> Working data:
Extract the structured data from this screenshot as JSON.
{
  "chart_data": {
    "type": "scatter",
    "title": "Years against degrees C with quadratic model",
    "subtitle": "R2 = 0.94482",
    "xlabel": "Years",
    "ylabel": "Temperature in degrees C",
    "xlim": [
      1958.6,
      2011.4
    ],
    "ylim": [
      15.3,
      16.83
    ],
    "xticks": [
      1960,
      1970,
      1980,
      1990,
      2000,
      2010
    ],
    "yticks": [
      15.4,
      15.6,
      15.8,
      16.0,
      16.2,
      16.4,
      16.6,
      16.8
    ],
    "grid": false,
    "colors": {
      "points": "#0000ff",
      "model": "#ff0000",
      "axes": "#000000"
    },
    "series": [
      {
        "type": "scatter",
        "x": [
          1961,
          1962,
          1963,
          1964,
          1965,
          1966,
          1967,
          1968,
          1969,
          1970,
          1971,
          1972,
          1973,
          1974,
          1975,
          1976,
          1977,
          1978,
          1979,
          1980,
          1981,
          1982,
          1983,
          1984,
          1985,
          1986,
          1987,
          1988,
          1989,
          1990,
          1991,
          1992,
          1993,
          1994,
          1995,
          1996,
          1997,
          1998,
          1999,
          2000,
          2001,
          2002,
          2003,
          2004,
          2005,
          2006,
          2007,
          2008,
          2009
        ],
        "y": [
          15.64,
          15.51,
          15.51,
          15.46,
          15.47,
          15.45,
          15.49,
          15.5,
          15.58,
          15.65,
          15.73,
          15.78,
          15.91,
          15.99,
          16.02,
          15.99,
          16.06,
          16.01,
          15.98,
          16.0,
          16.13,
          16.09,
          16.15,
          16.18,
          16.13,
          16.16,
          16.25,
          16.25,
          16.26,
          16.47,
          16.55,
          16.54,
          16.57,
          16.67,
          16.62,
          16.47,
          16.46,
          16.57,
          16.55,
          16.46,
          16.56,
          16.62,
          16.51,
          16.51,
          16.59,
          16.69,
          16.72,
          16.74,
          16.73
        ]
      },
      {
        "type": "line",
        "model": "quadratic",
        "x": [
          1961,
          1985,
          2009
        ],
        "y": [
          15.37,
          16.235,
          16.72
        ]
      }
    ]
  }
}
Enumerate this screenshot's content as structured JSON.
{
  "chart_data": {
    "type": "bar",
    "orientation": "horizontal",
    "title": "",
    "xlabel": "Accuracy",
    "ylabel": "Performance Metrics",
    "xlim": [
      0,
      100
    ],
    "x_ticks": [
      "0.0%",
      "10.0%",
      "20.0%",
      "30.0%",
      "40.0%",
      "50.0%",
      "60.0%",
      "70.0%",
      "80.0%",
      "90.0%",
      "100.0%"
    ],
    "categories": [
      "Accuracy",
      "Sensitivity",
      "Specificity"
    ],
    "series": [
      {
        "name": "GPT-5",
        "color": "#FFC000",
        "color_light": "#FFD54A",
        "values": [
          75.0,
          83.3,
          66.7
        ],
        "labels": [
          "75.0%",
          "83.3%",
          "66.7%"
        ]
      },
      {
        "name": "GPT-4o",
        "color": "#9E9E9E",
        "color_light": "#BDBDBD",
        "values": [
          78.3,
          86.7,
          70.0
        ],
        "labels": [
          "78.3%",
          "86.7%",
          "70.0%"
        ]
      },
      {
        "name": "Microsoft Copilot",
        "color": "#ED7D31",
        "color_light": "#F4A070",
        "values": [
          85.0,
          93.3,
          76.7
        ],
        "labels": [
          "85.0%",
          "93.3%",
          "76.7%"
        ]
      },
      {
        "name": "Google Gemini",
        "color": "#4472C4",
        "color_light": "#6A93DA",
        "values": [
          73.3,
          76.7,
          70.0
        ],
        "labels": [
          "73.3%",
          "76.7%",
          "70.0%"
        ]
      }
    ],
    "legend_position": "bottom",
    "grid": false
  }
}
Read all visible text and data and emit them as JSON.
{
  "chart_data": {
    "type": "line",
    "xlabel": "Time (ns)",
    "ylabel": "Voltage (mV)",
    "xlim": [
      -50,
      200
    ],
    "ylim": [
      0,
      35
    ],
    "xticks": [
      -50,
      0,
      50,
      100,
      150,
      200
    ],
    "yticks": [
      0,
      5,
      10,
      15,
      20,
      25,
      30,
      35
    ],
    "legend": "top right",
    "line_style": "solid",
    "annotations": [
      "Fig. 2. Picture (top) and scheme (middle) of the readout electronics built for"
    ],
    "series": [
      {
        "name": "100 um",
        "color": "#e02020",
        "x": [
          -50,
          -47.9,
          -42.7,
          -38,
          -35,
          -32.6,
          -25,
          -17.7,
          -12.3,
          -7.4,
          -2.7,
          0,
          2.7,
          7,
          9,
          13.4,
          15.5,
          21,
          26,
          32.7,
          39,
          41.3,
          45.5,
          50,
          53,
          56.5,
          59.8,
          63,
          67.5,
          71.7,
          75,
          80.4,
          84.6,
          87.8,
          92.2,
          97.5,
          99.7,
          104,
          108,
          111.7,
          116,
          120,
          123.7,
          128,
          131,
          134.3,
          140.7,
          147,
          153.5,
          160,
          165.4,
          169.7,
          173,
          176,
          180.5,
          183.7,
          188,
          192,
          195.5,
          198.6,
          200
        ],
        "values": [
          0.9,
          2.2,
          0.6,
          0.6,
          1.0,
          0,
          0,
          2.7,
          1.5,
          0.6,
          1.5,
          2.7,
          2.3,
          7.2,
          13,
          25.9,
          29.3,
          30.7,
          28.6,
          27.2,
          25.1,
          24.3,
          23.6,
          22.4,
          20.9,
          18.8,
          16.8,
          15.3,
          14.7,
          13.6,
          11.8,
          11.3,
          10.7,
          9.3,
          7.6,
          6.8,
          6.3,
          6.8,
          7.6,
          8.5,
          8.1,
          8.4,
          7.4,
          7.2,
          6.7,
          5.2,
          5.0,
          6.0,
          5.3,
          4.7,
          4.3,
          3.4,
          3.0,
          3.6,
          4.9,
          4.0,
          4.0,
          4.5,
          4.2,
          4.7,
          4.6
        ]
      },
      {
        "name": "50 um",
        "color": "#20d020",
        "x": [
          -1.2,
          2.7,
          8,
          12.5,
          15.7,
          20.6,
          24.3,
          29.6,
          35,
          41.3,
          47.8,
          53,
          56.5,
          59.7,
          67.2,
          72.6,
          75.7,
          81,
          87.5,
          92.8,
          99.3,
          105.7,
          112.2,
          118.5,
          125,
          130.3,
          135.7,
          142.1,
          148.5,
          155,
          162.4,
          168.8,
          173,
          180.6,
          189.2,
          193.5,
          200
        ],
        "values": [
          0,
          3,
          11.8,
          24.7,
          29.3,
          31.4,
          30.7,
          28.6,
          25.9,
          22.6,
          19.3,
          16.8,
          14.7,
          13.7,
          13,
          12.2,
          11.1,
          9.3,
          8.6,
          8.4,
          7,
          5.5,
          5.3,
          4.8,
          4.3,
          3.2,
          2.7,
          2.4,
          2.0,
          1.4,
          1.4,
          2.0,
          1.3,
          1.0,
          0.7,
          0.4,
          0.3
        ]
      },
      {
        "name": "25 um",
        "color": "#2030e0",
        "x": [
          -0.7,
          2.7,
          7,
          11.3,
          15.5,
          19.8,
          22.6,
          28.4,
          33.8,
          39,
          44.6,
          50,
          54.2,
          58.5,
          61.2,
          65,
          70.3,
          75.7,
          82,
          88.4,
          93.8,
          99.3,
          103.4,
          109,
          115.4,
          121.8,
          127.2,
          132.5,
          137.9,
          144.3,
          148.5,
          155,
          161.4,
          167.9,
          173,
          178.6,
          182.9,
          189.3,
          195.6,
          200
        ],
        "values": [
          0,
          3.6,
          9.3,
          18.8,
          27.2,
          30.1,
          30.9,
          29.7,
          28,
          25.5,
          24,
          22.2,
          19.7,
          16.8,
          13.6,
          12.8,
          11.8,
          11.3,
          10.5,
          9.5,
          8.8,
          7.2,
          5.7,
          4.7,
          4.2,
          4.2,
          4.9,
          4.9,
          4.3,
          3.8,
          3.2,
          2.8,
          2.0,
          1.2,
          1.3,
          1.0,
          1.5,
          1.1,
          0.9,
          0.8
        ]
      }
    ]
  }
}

> What is needed: Copy out all lines from the material above that contain the string "this".

> The reply:
Extract the structured data from this screenshot as JSON.
Enumerate this screenshot's content as structured JSON.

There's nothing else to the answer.